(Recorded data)
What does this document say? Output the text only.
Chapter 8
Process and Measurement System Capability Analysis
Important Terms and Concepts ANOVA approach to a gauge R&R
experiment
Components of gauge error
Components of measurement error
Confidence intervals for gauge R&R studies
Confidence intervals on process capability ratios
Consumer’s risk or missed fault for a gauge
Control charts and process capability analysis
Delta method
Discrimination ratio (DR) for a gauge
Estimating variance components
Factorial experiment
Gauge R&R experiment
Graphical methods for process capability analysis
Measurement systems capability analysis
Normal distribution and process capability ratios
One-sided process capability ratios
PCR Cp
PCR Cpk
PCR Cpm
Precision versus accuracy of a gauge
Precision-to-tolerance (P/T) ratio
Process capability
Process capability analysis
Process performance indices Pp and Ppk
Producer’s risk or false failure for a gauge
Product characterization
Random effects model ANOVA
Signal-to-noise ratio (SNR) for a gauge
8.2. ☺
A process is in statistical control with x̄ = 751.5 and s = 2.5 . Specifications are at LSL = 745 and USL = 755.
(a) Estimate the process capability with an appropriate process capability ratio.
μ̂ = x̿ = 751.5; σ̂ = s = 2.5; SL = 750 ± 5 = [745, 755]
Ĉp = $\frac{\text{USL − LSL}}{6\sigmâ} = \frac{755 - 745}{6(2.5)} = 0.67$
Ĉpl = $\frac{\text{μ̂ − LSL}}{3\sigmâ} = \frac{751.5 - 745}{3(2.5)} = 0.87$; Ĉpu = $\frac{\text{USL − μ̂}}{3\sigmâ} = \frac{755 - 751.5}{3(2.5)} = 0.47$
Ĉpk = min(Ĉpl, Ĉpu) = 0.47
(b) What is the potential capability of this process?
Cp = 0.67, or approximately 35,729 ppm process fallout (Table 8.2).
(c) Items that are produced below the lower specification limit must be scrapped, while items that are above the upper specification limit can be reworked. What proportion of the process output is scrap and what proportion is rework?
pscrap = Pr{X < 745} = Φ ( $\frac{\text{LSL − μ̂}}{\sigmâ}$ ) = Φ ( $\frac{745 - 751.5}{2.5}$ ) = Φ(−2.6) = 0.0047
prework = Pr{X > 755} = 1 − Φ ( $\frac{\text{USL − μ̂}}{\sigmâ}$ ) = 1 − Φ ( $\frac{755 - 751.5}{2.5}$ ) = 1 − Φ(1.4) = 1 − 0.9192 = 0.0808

→ **Written exercise**: Isolate the lines that hold the word "sigma" and copy all of them.

→ **The response**:
Ĉp = $\frac{\text{USL − LSL}}{6\sigmâ} = \frac{755 - 745}{6(2.5)} = 0.67$
Ĉpl = $\frac{\text{μ̂ − LSL}}{3\sigmâ} = \frac{751.5 - 745}{3(2.5)} = 0.87$; Ĉpu = $\frac{\text{USL − μ̂}}{3\sigmâ} = \frac{755 - 751.5}{3(2.5)} = 0.47$
pscrap = Pr{X < 745} = Φ ( $\frac{\text{LSL − μ̂}}{\sigmâ}$ ) = Φ ( $\frac{745 - 751.5}{2.5}$ ) = Φ(−2.6) = 0.0047
prework = Pr{X > 755} = 1 − Φ ( $\frac{\text{USL − μ̂}}{\sigmâ}$ ) = 1 − Φ ( $\frac{755 - 751.5}{2.5}$ ) = 1 − Φ(1.4) = 1 − 0.9192 = 0.0808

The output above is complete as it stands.